* [Given task]:
Go through the records and copy each line where the word "color" occurs.

________

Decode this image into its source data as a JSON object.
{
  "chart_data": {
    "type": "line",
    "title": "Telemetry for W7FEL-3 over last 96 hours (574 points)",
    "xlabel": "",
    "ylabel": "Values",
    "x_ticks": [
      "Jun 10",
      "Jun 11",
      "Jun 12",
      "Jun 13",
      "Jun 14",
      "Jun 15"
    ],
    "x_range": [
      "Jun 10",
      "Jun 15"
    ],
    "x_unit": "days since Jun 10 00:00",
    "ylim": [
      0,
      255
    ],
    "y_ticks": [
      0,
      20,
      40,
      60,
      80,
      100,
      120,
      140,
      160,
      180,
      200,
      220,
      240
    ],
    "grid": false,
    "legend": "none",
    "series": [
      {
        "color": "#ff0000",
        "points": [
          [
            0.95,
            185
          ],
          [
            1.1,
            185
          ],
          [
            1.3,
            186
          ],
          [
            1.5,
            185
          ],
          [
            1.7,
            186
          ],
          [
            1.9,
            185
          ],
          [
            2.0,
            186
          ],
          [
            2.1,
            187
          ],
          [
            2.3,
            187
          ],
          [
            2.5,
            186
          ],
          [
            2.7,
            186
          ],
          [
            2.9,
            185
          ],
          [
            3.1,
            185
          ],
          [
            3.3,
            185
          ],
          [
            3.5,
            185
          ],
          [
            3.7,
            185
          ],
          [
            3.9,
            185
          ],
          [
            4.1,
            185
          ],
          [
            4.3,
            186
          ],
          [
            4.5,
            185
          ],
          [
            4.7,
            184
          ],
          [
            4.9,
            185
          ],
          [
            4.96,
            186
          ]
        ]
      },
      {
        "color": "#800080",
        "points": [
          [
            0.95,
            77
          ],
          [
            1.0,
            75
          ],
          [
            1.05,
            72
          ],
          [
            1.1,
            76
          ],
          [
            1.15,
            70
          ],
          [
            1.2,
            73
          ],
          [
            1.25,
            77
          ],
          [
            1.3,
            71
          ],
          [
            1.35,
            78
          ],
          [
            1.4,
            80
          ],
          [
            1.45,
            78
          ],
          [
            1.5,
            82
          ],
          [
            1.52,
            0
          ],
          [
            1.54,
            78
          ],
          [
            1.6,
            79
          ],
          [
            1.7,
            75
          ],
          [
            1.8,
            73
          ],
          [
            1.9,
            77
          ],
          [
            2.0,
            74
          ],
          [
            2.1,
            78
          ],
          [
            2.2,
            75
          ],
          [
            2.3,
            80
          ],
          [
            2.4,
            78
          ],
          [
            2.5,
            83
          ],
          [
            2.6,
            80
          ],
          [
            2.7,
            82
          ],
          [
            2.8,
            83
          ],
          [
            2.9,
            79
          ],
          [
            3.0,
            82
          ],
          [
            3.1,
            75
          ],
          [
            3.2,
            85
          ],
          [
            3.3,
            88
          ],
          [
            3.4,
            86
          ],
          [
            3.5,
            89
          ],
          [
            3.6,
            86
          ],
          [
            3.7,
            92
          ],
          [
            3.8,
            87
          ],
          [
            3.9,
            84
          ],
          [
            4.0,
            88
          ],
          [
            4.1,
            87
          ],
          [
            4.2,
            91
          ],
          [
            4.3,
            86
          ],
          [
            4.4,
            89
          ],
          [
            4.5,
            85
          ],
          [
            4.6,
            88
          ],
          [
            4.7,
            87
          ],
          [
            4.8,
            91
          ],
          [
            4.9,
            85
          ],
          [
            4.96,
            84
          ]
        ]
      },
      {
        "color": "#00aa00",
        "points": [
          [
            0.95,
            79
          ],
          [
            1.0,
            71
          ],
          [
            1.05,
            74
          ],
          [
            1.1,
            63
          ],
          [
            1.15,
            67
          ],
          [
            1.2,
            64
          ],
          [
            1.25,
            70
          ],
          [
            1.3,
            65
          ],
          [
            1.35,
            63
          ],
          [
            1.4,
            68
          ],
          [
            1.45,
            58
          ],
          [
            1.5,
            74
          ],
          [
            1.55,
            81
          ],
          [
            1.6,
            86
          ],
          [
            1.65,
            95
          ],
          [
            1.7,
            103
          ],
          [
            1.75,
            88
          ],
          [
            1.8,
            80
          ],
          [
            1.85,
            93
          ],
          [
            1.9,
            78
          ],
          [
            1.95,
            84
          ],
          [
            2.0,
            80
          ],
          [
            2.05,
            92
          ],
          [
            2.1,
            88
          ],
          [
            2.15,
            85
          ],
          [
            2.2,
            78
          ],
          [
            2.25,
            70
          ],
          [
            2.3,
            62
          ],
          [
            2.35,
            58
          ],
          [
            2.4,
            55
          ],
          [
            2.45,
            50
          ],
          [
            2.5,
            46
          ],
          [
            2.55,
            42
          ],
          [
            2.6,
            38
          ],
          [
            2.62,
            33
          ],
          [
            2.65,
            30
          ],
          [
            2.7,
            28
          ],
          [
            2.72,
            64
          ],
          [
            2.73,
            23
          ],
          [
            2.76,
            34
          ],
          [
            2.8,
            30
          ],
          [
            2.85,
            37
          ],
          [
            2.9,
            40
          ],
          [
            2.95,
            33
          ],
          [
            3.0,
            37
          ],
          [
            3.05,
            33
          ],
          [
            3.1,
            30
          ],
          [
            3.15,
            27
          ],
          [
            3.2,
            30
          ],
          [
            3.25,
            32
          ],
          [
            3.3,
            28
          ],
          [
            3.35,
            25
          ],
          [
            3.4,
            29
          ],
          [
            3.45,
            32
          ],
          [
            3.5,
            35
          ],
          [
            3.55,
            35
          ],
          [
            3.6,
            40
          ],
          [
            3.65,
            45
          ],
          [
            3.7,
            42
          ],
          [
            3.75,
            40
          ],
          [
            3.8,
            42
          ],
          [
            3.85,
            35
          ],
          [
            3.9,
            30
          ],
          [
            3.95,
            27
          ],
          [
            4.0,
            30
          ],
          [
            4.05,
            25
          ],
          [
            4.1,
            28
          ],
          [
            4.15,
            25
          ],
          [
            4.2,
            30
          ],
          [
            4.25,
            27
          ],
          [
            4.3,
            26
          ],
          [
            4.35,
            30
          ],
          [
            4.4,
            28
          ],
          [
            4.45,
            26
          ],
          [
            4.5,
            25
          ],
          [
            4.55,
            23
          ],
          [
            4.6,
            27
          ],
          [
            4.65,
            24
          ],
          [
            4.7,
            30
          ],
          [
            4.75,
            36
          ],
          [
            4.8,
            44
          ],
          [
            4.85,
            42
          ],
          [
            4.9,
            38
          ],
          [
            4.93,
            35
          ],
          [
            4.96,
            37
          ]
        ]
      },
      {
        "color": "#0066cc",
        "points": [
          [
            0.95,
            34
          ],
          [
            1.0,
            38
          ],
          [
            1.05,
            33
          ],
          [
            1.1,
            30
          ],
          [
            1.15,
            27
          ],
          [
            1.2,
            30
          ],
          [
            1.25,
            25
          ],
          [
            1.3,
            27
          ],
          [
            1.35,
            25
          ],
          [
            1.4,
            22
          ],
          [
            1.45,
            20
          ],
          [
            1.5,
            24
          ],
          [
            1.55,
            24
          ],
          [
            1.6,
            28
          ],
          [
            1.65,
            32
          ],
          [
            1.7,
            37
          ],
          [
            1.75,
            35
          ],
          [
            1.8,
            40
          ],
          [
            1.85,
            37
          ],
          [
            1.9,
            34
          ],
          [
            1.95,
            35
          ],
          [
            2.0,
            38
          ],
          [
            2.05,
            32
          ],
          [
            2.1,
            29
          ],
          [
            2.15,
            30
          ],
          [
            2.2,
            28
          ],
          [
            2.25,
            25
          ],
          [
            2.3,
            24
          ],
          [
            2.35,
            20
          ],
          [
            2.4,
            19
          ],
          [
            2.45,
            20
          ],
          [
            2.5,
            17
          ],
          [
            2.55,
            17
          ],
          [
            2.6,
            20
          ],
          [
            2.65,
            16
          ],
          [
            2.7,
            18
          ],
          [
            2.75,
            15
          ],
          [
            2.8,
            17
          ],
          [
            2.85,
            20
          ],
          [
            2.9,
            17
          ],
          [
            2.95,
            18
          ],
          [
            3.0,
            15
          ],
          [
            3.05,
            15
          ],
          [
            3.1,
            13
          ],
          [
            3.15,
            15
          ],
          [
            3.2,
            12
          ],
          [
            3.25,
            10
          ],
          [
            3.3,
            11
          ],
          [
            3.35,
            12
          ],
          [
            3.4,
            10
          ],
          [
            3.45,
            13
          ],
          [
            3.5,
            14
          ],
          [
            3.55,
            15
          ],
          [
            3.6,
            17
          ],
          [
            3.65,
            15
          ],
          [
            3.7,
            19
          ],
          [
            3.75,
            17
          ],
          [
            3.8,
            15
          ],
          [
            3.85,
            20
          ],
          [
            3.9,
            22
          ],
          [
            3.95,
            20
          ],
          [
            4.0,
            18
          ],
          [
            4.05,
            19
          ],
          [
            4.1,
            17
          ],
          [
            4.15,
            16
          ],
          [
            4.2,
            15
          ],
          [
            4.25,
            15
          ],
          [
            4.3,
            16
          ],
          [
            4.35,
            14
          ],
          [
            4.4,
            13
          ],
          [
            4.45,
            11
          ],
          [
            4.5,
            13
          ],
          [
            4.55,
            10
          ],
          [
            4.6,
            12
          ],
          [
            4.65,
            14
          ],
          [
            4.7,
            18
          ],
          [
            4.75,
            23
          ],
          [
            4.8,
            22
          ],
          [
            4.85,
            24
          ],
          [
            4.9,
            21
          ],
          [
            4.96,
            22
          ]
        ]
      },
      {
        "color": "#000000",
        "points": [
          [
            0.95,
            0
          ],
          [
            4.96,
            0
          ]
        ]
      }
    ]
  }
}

________

* [Answer for the task]:
        "color": "#ff0000",
        "color": "#800080",
        "color": "#00aa00",
        "color": "#0066cc",
        "color": "#000000",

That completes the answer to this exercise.